### EXERCISE TASK
Will you output the entries below exactly, skipping every image they contain?

Stored entries
┌──
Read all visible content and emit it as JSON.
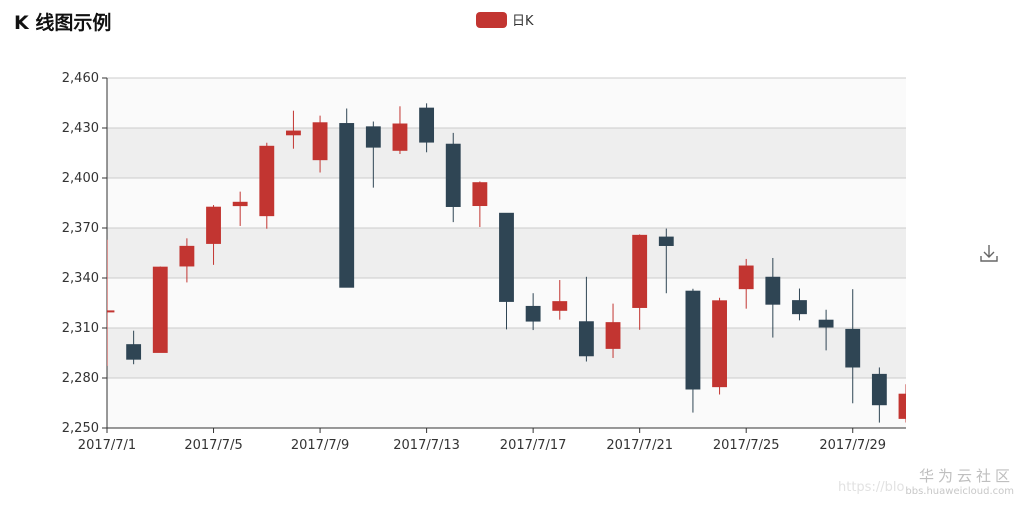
{
  "title": "K 线图示例",
  "legend": {
    "label": "日K",
    "color": "#c23531"
  },
  "colors": {
    "up": "#c23531",
    "down": "#2f4554",
    "band_light": "#fafafa",
    "band_dark": "#eeeeee",
    "grid": "#cccccc",
    "axis": "#333333"
  },
  "watermark": {
    "cn": "华为云社区",
    "url": "bbs.huaweicloud.com",
    "faint": "https://blo"
  },
  "chart_data": {
    "type": "candlestick",
    "title": "K 线图示例",
    "series": [
      {
        "name": "日K"
      }
    ],
    "ylim": [
      2250,
      2460
    ],
    "yticks": [
      2250,
      2280,
      2310,
      2340,
      2370,
      2400,
      2430,
      2460
    ],
    "xtick_labels": [
      "2017/7/1",
      "2017/7/5",
      "2017/7/9",
      "2017/7/13",
      "2017/7/17",
      "2017/7/21",
      "2017/7/25",
      "2017/7/29"
    ],
    "xtick_days": [
      1,
      5,
      9,
      13,
      17,
      21,
      25,
      29
    ],
    "grid": true,
    "legend_position": "top-center",
    "candles": [
      {
        "day": 0,
        "open": 2320.26,
        "close": 2320.26,
        "low": 2287.3,
        "high": 2362.94
      },
      {
        "day": 1,
        "open": 2300,
        "close": 2291.3,
        "low": 2288.26,
        "high": 2308.38
      },
      {
        "day": 2,
        "open": 2295.35,
        "close": 2346.5,
        "low": 2295.35,
        "high": 2346.92
      },
      {
        "day": 3,
        "open": 2347.22,
        "close": 2358.98,
        "low": 2337.35,
        "high": 2363.8
      },
      {
        "day": 4,
        "open": 2360.75,
        "close": 2382.48,
        "low": 2347.89,
        "high": 2383.76
      },
      {
        "day": 5,
        "open": 2383.43,
        "close": 2385.42,
        "low": 2371.23,
        "high": 2391.82
      },
      {
        "day": 6,
        "open": 2377.41,
        "close": 2419.02,
        "low": 2369.57,
        "high": 2421.15
      },
      {
        "day": 7,
        "open": 2425.92,
        "close": 2428.15,
        "low": 2417.58,
        "high": 2440.38
      },
      {
        "day": 8,
        "open": 2411,
        "close": 2433.13,
        "low": 2403.3,
        "high": 2437.42
      },
      {
        "day": 9,
        "open": 2432.68,
        "close": 2334.48,
        "low": 2334.48,
        "high": 2441.73
      },
      {
        "day": 10,
        "open": 2430.69,
        "close": 2418.53,
        "low": 2394.22,
        "high": 2433.89
      },
      {
        "day": 11,
        "open": 2416.62,
        "close": 2432.4,
        "low": 2414.4,
        "high": 2443.03
      },
      {
        "day": 12,
        "open": 2441.91,
        "close": 2421.56,
        "low": 2415.43,
        "high": 2444.8
      },
      {
        "day": 13,
        "open": 2420.26,
        "close": 2382.91,
        "low": 2373.53,
        "high": 2427.07
      },
      {
        "day": 14,
        "open": 2383.49,
        "close": 2397.18,
        "low": 2370.61,
        "high": 2397.94
      },
      {
        "day": 15,
        "open": 2378.82,
        "close": 2325.95,
        "low": 2309.17,
        "high": 2378.82
      },
      {
        "day": 16,
        "open": 2322.94,
        "close": 2314.16,
        "low": 2308.76,
        "high": 2330.88
      },
      {
        "day": 17,
        "open": 2320.62,
        "close": 2325.82,
        "low": 2315.01,
        "high": 2338.78
      },
      {
        "day": 18,
        "open": 2313.74,
        "close": 2293.34,
        "low": 2289.89,
        "high": 2340.71
      },
      {
        "day": 19,
        "open": 2297.77,
        "close": 2313.22,
        "low": 2292.03,
        "high": 2324.63
      },
      {
        "day": 20,
        "open": 2322.32,
        "close": 2365.59,
        "low": 2308.92,
        "high": 2366.16
      },
      {
        "day": 21,
        "open": 2364.54,
        "close": 2359.51,
        "low": 2330.86,
        "high": 2369.65
      },
      {
        "day": 22,
        "open": 2332.08,
        "close": 2273.4,
        "low": 2259.25,
        "high": 2333.54
      },
      {
        "day": 23,
        "open": 2274.81,
        "close": 2326.31,
        "low": 2270.1,
        "high": 2328.14
      },
      {
        "day": 24,
        "open": 2333.61,
        "close": 2347.18,
        "low": 2321.6,
        "high": 2351.44
      },
      {
        "day": 25,
        "open": 2340.44,
        "close": 2324.29,
        "low": 2304.27,
        "high": 2352.02
      },
      {
        "day": 26,
        "open": 2326.42,
        "close": 2318.61,
        "low": 2314.59,
        "high": 2333.67
      },
      {
        "day": 27,
        "open": 2314.68,
        "close": 2310.59,
        "low": 2296.58,
        "high": 2320.96
      },
      {
        "day": 28,
        "open": 2309.16,
        "close": 2286.6,
        "low": 2264.83,
        "high": 2333.29
      },
      {
        "day": 29,
        "open": 2282.17,
        "close": 2263.97,
        "low": 2253.25,
        "high": 2286.33
      },
      {
        "day": 30,
        "open": 2255.77,
        "close": 2270.28,
        "low": 2253.31,
        "high": 2276.22
      }
    ]
  }
}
└──
### FINAL RESULT
Read all visible content and emit it as JSON.
{
  "title": "K 线图示例",
  "legend": {
    "label": "日K",
    "color": "#c23531"
  },
  "colors": {
    "up": "#c23531",
    "down": "#2f4554",
    "band_light": "#fafafa",
    "band_dark": "#eeeeee",
    "grid": "#cccccc",
    "axis": "#333333"
  },
  "watermark": {
    "cn": "华为云社区",
    "url": "bbs.huaweicloud.com",
    "faint": "https://blo"
  },
  "chart_data": {
    "type": "candlestick",
    "title": "K 线图示例",
    "series": [
      {
        "name": "日K"
      }
    ],
    "ylim": [
      2250,
      2460
    ],
    "yticks": [
      2250,
      2280,
      2310,
      2340,
      2370,
      2400,
      2430,
      2460
    ],
    "xtick_labels": [
      "2017/7/1",
      "2017/7/5",
      "2017/7/9",
      "2017/7/13",
      "2017/7/17",
      "2017/7/21",
      "2017/7/25",
      "2017/7/29"
    ],
    "xtick_days": [
      1,
      5,
      9,
      13,
      17,
      21,
      25,
      29
    ],
    "grid": true,
    "legend_position": "top-center",
    "candles": [
      {
        "day": 0,
        "open": 2320.26,
        "close": 2320.26,
        "low": 2287.3,
        "high": 2362.94
      },
      {
        "day": 1,
        "open": 2300,
        "close": 2291.3,
        "low": 2288.26,
        "high": 2308.38
      },
      {
        "day": 2,
        "open": 2295.35,
        "close": 2346.5,
        "low": 2295.35,
        "high": 2346.92
      },
      {
        "day": 3,
        "open": 2347.22,
        "close": 2358.98,
        "low": 2337.35,
        "high": 2363.8
      },
      {
        "day": 4,
        "open": 2360.75,
        "close": 2382.48,
        "low": 2347.89,
        "high": 2383.76
      },
      {
        "day": 5,
        "open": 2383.43,
        "close": 2385.42,
        "low": 2371.23,
        "high": 2391.82
      },
      {
        "day": 6,
        "open": 2377.41,
        "close": 2419.02,
        "low": 2369.57,
        "high": 2421.15
      },
      {
        "day": 7,
        "open": 2425.92,
        "close": 2428.15,
        "low": 2417.58,
        "high": 2440.38
      },
      {
        "day": 8,
        "open": 2411,
        "close": 2433.13,
        "low": 2403.3,
        "high": 2437.42
      },
      {
        "day": 9,
        "open": 2432.68,
        "close": 2334.48,
        "low": 2334.48,
        "high": 2441.73
      },
      {
        "day": 10,
        "open": 2430.69,
        "close": 2418.53,
        "low": 2394.22,
        "high": 2433.89
      },
      {
        "day": 11,
        "open": 2416.62,
        "close": 2432.4,
        "low": 2414.4,
        "high": 2443.03
      },
      {
        "day": 12,
        "open": 2441.91,
        "close": 2421.56,
        "low": 2415.43,
        "high": 2444.8
      },
      {
        "day": 13,
        "open": 2420.26,
        "close": 2382.91,
        "low": 2373.53,
        "high": 2427.07
      },
      {
        "day": 14,
        "open": 2383.49,
        "close": 2397.18,
        "low": 2370.61,
        "high": 2397.94
      },
      {
        "day": 15,
        "open": 2378.82,
        "close": 2325.95,
        "low": 2309.17,
        "high": 2378.82
      },
      {
        "day": 16,
        "open": 2322.94,
        "close": 2314.16,
        "low": 2308.76,
        "high": 2330.88
      },
      {
        "day": 17,
        "open": 2320.62,
        "close": 2325.82,
        "low": 2315.01,
        "high": 2338.78
      },
      {
        "day": 18,
        "open": 2313.74,
        "close": 2293.34,
        "low": 2289.89,
        "high": 2340.71
      },
      {
        "day": 19,
        "open": 2297.77,
        "close": 2313.22,
        "low": 2292.03,
        "high": 2324.63
      },
      {
        "day": 20,
        "open": 2322.32,
        "close": 2365.59,
        "low": 2308.92,
        "high": 2366.16
      },
      {
        "day": 21,
        "open": 2364.54,
        "close": 2359.51,
        "low": 2330.86,
        "high": 2369.65
      },
      {
        "day": 22,
        "open": 2332.08,
        "close": 2273.4,
        "low": 2259.25,
        "high": 2333.54
      },
      {
        "day": 23,
        "open": 2274.81,
        "close": 2326.31,
        "low": 2270.1,
        "high": 2328.14
      },
      {
        "day": 24,
        "open": 2333.61,
        "close": 2347.18,
        "low": 2321.6,
        "high": 2351.44
      },
      {
        "day": 25,
        "open": 2340.44,
        "close": 2324.29,
        "low": 2304.27,
        "high": 2352.02
      },
      {
        "day": 26,
        "open": 2326.42,
        "close": 2318.61,
        "low": 2314.59,
        "high": 2333.67
      },
      {
        "day": 27,
        "open": 2314.68,
        "close": 2310.59,
        "low": 2296.58,
        "high": 2320.96
      },
      {
        "day": 28,
        "open": 2309.16,
        "close": 2286.6,
        "low": 2264.83,
        "high": 2333.29
      },
      {
        "day": 29,
        "open": 2282.17,
        "close": 2263.97,
        "low": 2253.25,
        "high": 2286.33
      },
      {
        "day": 30,
        "open": 2255.77,
        "close": 2270.28,
        "low": 2253.31,
        "high": 2276.22
      }
    ]
  }
}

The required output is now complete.